• [PROBLEM TO SOLVE] All of the records below need to be copied exactly.

------ DATA LINES ------

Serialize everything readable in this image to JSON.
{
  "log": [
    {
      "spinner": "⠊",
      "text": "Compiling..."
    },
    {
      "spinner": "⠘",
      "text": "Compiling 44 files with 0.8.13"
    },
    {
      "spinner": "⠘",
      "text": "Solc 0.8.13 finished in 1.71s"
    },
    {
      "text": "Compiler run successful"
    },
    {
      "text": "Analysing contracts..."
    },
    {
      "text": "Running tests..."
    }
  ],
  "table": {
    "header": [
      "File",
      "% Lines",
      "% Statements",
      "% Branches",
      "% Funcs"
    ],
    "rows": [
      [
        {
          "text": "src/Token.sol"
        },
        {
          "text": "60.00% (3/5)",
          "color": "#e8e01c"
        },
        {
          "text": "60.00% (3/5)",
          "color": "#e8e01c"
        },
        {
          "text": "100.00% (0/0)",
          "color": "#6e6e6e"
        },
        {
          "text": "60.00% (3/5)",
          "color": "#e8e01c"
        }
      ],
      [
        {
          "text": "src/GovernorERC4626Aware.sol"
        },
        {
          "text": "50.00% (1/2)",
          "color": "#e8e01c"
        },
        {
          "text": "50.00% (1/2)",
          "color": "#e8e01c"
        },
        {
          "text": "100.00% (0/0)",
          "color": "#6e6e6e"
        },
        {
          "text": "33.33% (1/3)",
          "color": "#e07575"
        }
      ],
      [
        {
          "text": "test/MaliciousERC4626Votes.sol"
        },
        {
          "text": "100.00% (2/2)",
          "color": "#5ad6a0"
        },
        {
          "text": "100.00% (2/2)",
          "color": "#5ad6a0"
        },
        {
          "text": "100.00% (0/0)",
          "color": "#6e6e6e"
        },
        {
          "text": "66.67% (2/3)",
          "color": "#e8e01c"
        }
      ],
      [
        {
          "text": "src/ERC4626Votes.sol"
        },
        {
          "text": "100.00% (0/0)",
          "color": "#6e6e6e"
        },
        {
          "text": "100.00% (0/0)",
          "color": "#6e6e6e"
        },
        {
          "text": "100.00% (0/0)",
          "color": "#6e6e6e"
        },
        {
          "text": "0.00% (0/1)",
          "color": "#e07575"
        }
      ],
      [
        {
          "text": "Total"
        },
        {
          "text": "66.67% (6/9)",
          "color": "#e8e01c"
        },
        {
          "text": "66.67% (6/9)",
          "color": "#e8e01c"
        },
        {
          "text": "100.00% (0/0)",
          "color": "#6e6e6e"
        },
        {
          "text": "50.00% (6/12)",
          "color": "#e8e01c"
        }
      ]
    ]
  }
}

------

• [PROBLEM SOLUTION]
Serialize everything readable in this image to JSON.
{
  "log": [
    {
      "spinner": "⠊",
      "text": "Compiling..."
    },
    {
      "spinner": "⠘",
      "text": "Compiling 44 files with 0.8.13"
    },
    {
      "spinner": "⠘",
      "text": "Solc 0.8.13 finished in 1.71s"
    },
    {
      "text": "Compiler run successful"
    },
    {
      "text": "Analysing contracts..."
    },
    {
      "text": "Running tests..."
    }
  ],
  "table": {
    "header": [
      "File",
      "% Lines",
      "% Statements",
      "% Branches",
      "% Funcs"
    ],
    "rows": [
      [
        {
          "text": "src/Token.sol"
        },
        {
          "text": "60.00% (3/5)",
          "color": "#e8e01c"
        },
        {
          "text": "60.00% (3/5)",
          "color": "#e8e01c"
        },
        {
          "text": "100.00% (0/0)",
          "color": "#6e6e6e"
        },
        {
          "text": "60.00% (3/5)",
          "color": "#e8e01c"
        }
      ],
      [
        {
          "text": "src/GovernorERC4626Aware.sol"
        },
        {
          "text": "50.00% (1/2)",
          "color": "#e8e01c"
        },
        {
          "text": "50.00% (1/2)",
          "color": "#e8e01c"
        },
        {
          "text": "100.00% (0/0)",
          "color": "#6e6e6e"
        },
        {
          "text": "33.33% (1/3)",
          "color": "#e07575"
        }
      ],
      [
        {
          "text": "test/MaliciousERC4626Votes.sol"
        },
        {
          "text": "100.00% (2/2)",
          "color": "#5ad6a0"
        },
        {
          "text": "100.00% (2/2)",
          "color": "#5ad6a0"
        },
        {
          "text": "100.00% (0/0)",
          "color": "#6e6e6e"
        },
        {
          "text": "66.67% (2/3)",
          "color": "#e8e01c"
        }
      ],
      [
        {
          "text": "src/ERC4626Votes.sol"
        },
        {
          "text": "100.00% (0/0)",
          "color": "#6e6e6e"
        },
        {
          "text": "100.00% (0/0)",
          "color": "#6e6e6e"
        },
        {
          "text": "100.00% (0/0)",
          "color": "#6e6e6e"
        },
        {
          "text": "0.00% (0/1)",
          "color": "#e07575"
        }
      ],
      [
        {
          "text": "Total"
        },
        {
          "text": "66.67% (6/9)",
          "color": "#e8e01c"
        },
        {
          "text": "66.67% (6/9)",
          "color": "#e8e01c"
        },
        {
          "text": "100.00% (0/0)",
          "color": "#6e6e6e"
        },
        {
          "text": "50.00% (6/12)",
          "color": "#e8e01c"
        }
      ]
    ]
  }
}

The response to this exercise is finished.